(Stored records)
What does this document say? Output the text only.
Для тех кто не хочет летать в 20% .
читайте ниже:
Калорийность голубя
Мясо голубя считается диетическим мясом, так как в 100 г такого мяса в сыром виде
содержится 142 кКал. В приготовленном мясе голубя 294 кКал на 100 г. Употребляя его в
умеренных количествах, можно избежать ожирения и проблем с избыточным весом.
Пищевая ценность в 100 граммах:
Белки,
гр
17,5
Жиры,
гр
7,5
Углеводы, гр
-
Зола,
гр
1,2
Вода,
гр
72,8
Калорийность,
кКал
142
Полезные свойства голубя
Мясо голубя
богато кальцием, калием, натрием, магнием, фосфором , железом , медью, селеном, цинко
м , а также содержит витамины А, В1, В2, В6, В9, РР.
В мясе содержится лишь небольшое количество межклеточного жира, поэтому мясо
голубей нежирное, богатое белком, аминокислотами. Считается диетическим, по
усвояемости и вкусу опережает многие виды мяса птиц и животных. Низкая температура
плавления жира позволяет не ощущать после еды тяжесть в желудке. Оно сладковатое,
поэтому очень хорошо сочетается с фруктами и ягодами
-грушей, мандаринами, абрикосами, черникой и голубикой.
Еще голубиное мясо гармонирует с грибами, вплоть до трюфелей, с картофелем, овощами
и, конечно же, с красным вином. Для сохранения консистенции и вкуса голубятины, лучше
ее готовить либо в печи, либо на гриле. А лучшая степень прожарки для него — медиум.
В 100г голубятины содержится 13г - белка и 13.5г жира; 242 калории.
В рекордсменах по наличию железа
...
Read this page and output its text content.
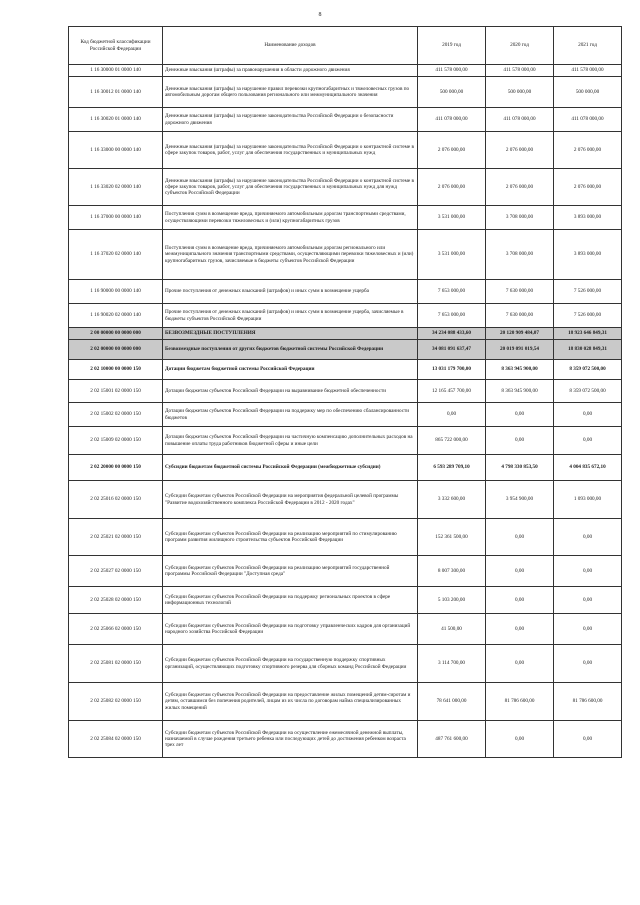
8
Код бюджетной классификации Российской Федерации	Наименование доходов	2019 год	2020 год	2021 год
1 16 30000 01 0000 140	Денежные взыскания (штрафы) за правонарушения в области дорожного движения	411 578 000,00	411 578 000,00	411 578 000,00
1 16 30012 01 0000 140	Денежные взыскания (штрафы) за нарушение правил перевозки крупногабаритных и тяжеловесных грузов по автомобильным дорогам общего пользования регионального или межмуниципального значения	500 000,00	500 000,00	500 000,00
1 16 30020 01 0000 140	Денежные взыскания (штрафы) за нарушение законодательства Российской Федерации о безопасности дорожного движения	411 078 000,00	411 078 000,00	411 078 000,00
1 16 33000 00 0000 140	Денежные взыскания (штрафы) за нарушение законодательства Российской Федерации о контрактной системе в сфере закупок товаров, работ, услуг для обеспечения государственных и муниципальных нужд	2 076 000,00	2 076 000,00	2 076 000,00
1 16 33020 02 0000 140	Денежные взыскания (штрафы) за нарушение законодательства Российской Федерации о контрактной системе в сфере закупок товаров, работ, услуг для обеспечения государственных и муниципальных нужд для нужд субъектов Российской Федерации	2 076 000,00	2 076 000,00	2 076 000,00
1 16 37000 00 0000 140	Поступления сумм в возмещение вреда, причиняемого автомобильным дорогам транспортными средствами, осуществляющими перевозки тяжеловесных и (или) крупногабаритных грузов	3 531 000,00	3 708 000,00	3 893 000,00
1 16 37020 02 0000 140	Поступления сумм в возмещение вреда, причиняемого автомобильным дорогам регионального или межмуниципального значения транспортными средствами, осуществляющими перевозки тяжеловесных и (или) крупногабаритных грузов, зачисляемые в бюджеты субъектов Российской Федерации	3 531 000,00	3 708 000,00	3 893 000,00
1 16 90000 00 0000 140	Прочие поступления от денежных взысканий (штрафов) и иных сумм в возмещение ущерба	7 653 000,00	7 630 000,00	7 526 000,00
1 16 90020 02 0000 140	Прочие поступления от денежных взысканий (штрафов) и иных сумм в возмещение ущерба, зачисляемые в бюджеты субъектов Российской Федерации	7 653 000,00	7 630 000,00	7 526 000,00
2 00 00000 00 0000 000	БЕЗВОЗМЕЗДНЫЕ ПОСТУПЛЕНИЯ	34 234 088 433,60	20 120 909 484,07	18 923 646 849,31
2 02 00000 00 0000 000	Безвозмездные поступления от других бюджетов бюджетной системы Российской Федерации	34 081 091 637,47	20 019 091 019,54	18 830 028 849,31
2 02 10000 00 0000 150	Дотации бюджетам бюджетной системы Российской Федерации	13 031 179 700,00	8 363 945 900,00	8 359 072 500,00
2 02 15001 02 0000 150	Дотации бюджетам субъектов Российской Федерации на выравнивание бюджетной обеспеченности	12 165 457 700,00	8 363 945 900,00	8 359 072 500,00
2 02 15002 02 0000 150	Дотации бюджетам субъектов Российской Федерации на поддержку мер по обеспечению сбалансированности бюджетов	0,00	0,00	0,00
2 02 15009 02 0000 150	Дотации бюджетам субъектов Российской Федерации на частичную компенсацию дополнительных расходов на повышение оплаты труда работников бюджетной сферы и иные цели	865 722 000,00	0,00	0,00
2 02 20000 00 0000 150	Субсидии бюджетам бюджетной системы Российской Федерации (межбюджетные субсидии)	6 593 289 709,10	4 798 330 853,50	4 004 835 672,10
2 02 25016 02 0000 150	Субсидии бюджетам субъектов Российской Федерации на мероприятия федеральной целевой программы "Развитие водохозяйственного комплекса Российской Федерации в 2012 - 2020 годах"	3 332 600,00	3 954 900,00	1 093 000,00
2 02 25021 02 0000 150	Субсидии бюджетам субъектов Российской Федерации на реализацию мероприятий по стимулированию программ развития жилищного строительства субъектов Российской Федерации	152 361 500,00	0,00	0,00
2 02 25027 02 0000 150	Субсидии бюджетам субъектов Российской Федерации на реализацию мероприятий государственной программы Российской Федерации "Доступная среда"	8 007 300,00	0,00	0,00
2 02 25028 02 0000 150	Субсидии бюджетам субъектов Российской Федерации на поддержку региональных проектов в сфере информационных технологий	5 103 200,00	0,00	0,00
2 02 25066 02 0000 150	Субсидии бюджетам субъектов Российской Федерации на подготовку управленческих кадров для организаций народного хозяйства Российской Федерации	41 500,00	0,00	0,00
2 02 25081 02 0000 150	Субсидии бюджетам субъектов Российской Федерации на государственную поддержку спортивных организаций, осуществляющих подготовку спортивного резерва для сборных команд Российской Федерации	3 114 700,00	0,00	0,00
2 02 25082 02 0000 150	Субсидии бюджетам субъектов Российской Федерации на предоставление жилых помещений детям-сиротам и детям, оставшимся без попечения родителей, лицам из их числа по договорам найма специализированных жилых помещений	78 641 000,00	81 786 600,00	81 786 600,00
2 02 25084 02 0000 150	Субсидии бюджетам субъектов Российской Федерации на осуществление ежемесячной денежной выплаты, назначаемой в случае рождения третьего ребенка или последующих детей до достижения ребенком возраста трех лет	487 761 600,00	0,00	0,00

**Your instructions**
Copy out each line in the preceding records that contains "бюджетов".

**Result**
2 02 00000 00 0000 000	Безвозмездные поступления от других бюджетов бюджетной системы Российской Федерации	34 081 091 637,47	20 019 091 019,54	18 830 028 849,31
2 02 15002 02 0000 150	Дотации бюджетам субъектов Российской Федерации на поддержку мер по обеспечению сбалансированности бюджетов	0,00	0,00	0,00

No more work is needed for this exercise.